> [WORK INSTRUCTIONS]: Copy the records below word for word, but leave out the pictures.

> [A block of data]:

* begin *

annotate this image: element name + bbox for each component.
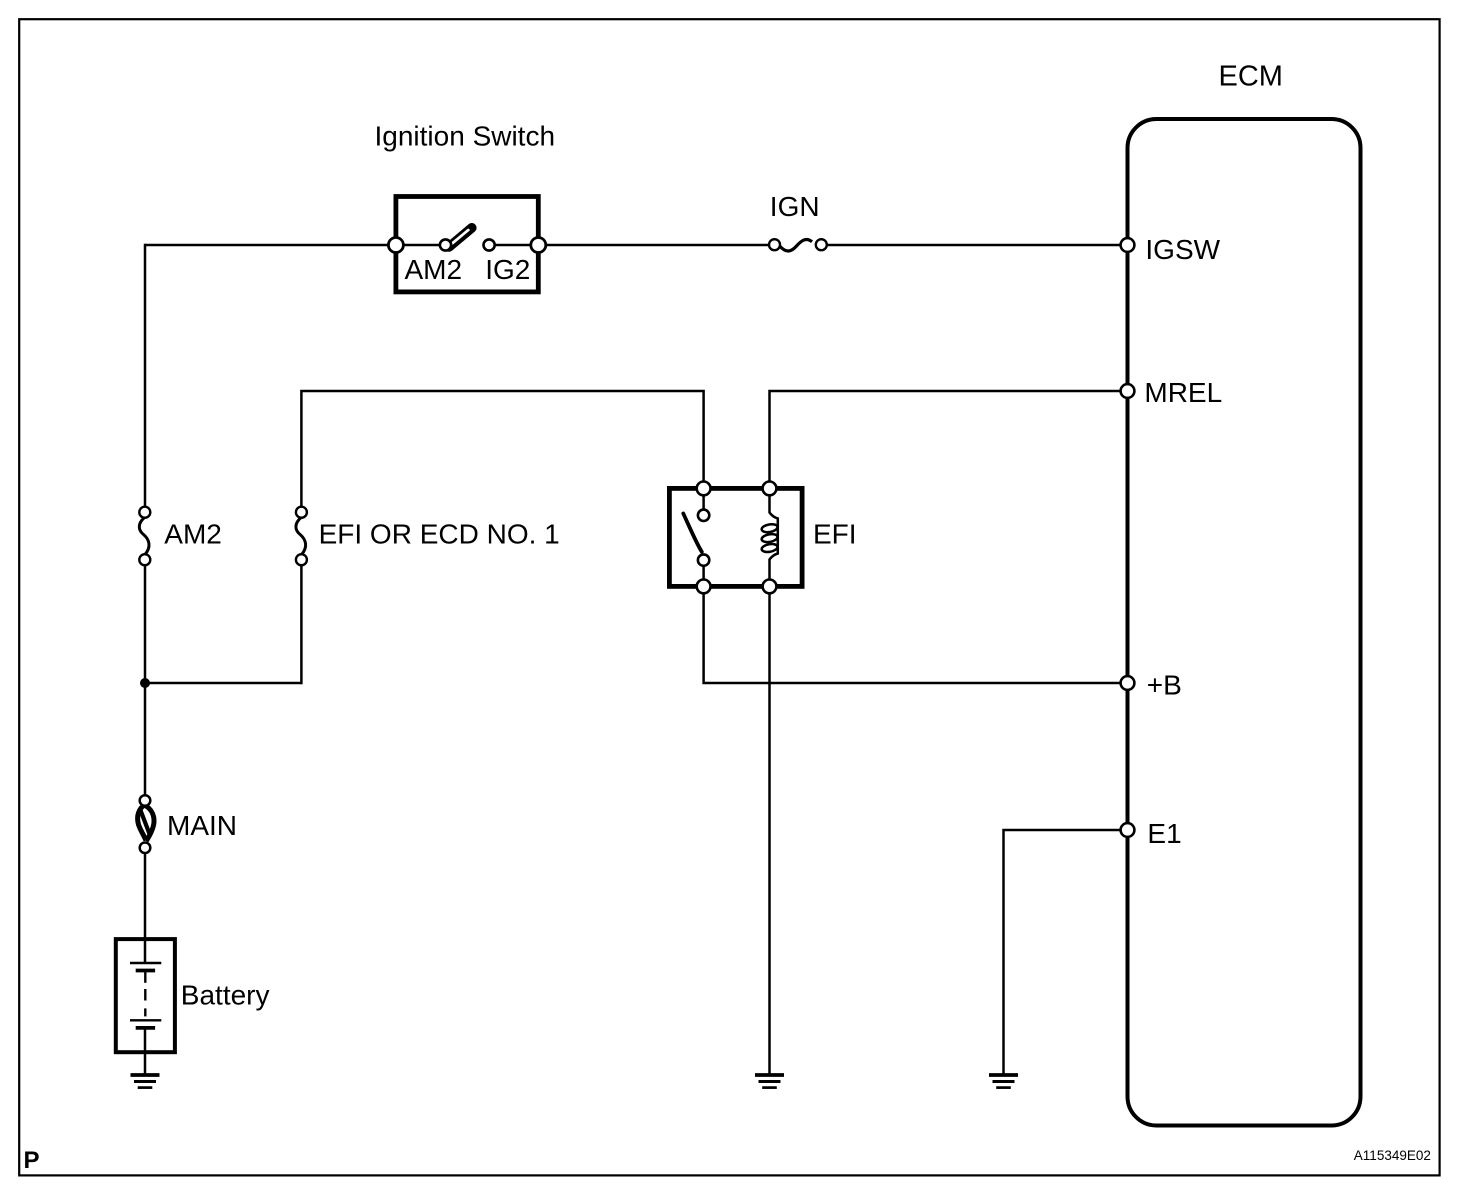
relay terminal top-right: [763, 482, 777, 496]
svg-text:E1: E1: [1147, 818, 1181, 849]
wire EFI fuse bottom lead: [300, 564, 303, 684]
fuse AM2: [139, 507, 150, 566]
terminal AM2 (ignition switch left): [388, 238, 403, 253]
wire relay switch output to +B pin: [704, 586, 1128, 683]
wire battery negative to ground: [144, 1028, 147, 1074]
ignition switch SW1: [396, 197, 538, 292]
wire relay contact stub: [702, 488, 705, 510]
pin E1: [1121, 823, 1135, 837]
svg-text:P: P: [24, 1147, 40, 1174]
contact IG2 (fixed): [484, 239, 495, 250]
relay contact lower: [698, 554, 709, 565]
relay terminal top-left: [697, 482, 711, 496]
pin MREL: [1121, 384, 1135, 398]
relay terminal bottom-left: [697, 580, 711, 594]
svg-text:Battery: Battery: [181, 980, 270, 1011]
terminal IG2 (ignition switch right): [531, 238, 546, 253]
svg-text:Ignition Switch: Ignition Switch: [375, 120, 556, 151]
switch lever: [449, 228, 472, 247]
wire IG2 contact to terminal: [489, 244, 538, 247]
battery BAT1: [116, 939, 175, 1052]
wire AM2 terminal to contact: [396, 244, 445, 247]
svg-text:IGSW: IGSW: [1145, 234, 1220, 265]
fuse EFI OR ECD NO. 1: [296, 507, 307, 566]
svg-text:+B: +B: [1147, 670, 1182, 701]
contact AM2 (movable): [440, 239, 451, 250]
wire battery+ to ignition switch AM2 (top horizontal): [145, 244, 396, 247]
wire MREL to relay coil: [770, 391, 1128, 488]
pin IGSW: [1121, 238, 1135, 252]
junction node battery positive: [140, 678, 150, 688]
wire MAIN link to battery: [144, 852, 147, 963]
svg-text:IGN: IGN: [770, 191, 820, 222]
svg-text:ECM: ECM: [1219, 60, 1283, 92]
relay switch lever: [683, 514, 702, 552]
ground battery: [131, 1075, 160, 1088]
svg-text:AM2: AM2: [164, 519, 222, 550]
fuse IGN: [769, 239, 827, 251]
svg-text:A115349E02: A115349E02: [1354, 1148, 1431, 1163]
wire relay coil to ground: [768, 586, 771, 1074]
svg-text:AM2: AM2: [405, 254, 463, 285]
svg-text:EFI: EFI: [813, 519, 857, 550]
wire ignition switch to IGN fuse: [538, 244, 772, 247]
ECM U1: [1128, 119, 1361, 1126]
wire E1 pin to ground: [1004, 830, 1128, 1074]
relay coil L1: [761, 496, 778, 580]
ground E1: [989, 1075, 1018, 1088]
svg-text:MREL: MREL: [1144, 377, 1222, 408]
wire node to MAIN link: [144, 683, 147, 804]
wire AM2 fuse to node: [144, 564, 147, 683]
relay EFI: [669, 488, 802, 586]
pin +B: [1121, 676, 1135, 690]
wire EFI fuse top to relay contact: [301, 391, 703, 508]
ground relay coil: [755, 1075, 784, 1088]
relay terminal bottom-right: [763, 580, 777, 594]
svg-text:EFI OR ECD NO. 1: EFI OR ECD NO. 1: [319, 519, 560, 550]
fusible link MAIN: [138, 795, 154, 853]
wire IGN fuse to IGSW pin: [824, 244, 1128, 247]
wire left vertical battery+ riser: [144, 244, 147, 508]
wire node to EFI fuse branch: [144, 682, 302, 685]
wire relay lower contact stub: [702, 564, 705, 586]
relay fixed contact upper: [698, 510, 709, 521]
svg-text:MAIN: MAIN: [167, 810, 237, 841]
svg-text:IG2: IG2: [485, 254, 530, 285]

* end *

> [REPLY]:
annotate this image: element name + bbox for each component.
relay terminal top-right: [763, 482, 777, 496]
svg-text:E1: E1: [1147, 818, 1181, 849]
wire EFI fuse bottom lead: [300, 564, 303, 684]
fuse AM2: [139, 507, 150, 566]
terminal AM2 (ignition switch left): [388, 238, 403, 253]
wire relay switch output to +B pin: [704, 586, 1128, 683]
wire battery negative to ground: [144, 1028, 147, 1074]
ignition switch SW1: [396, 197, 538, 292]
wire relay contact stub: [702, 488, 705, 510]
pin E1: [1121, 823, 1135, 837]
svg-text:P: P: [24, 1147, 40, 1174]
contact IG2 (fixed): [484, 239, 495, 250]
relay contact lower: [698, 554, 709, 565]
relay terminal top-left: [697, 482, 711, 496]
pin MREL: [1121, 384, 1135, 398]
relay terminal bottom-left: [697, 580, 711, 594]
svg-text:Battery: Battery: [181, 980, 270, 1011]
terminal IG2 (ignition switch right): [531, 238, 546, 253]
svg-text:Ignition Switch: Ignition Switch: [375, 120, 556, 151]
switch lever: [449, 228, 472, 247]
wire IG2 contact to terminal: [489, 244, 538, 247]
battery BAT1: [116, 939, 175, 1052]
wire AM2 terminal to contact: [396, 244, 445, 247]
svg-text:IGSW: IGSW: [1145, 234, 1220, 265]
fuse EFI OR ECD NO. 1: [296, 507, 307, 566]
svg-text:+B: +B: [1147, 670, 1182, 701]
contact AM2 (movable): [440, 239, 451, 250]
wire battery+ to ignition switch AM2 (top horizontal): [145, 244, 396, 247]
wire MREL to relay coil: [770, 391, 1128, 488]
pin IGSW: [1121, 238, 1135, 252]
junction node battery positive: [140, 678, 150, 688]
wire MAIN link to battery: [144, 852, 147, 963]
svg-text:IGN: IGN: [770, 191, 820, 222]
svg-text:ECM: ECM: [1219, 60, 1283, 92]
relay switch lever: [683, 514, 702, 552]
ground battery: [131, 1075, 160, 1088]
svg-text:AM2: AM2: [164, 519, 222, 550]
fuse IGN: [769, 239, 827, 251]
svg-text:A115349E02: A115349E02: [1354, 1148, 1431, 1163]
wire relay coil to ground: [768, 586, 771, 1074]
svg-text:AM2: AM2: [405, 254, 463, 285]
svg-text:EFI: EFI: [813, 519, 857, 550]
wire ignition switch to IGN fuse: [538, 244, 772, 247]
ECM U1: [1128, 119, 1361, 1126]
wire E1 pin to ground: [1004, 830, 1128, 1074]
relay coil L1: [761, 496, 778, 580]
ground E1: [989, 1075, 1018, 1088]
svg-text:MREL: MREL: [1144, 377, 1222, 408]
wire node to MAIN link: [144, 683, 147, 804]
wire AM2 fuse to node: [144, 564, 147, 683]
relay EFI: [669, 488, 802, 586]
pin +B: [1121, 676, 1135, 690]
wire EFI fuse top to relay contact: [301, 391, 703, 508]
ground relay coil: [755, 1075, 784, 1088]
relay terminal bottom-right: [763, 580, 777, 594]
svg-text:EFI OR ECD NO. 1: EFI OR ECD NO. 1: [319, 519, 560, 550]
fusible link MAIN: [138, 795, 154, 853]
wire IGN fuse to IGSW pin: [824, 244, 1128, 247]
wire left vertical battery+ riser: [144, 244, 147, 508]
wire node to EFI fuse branch: [144, 682, 302, 685]
wire relay lower contact stub: [702, 564, 705, 586]
relay fixed contact upper: [698, 510, 709, 521]
svg-text:MAIN: MAIN: [167, 810, 237, 841]
svg-text:IG2: IG2: [485, 254, 530, 285]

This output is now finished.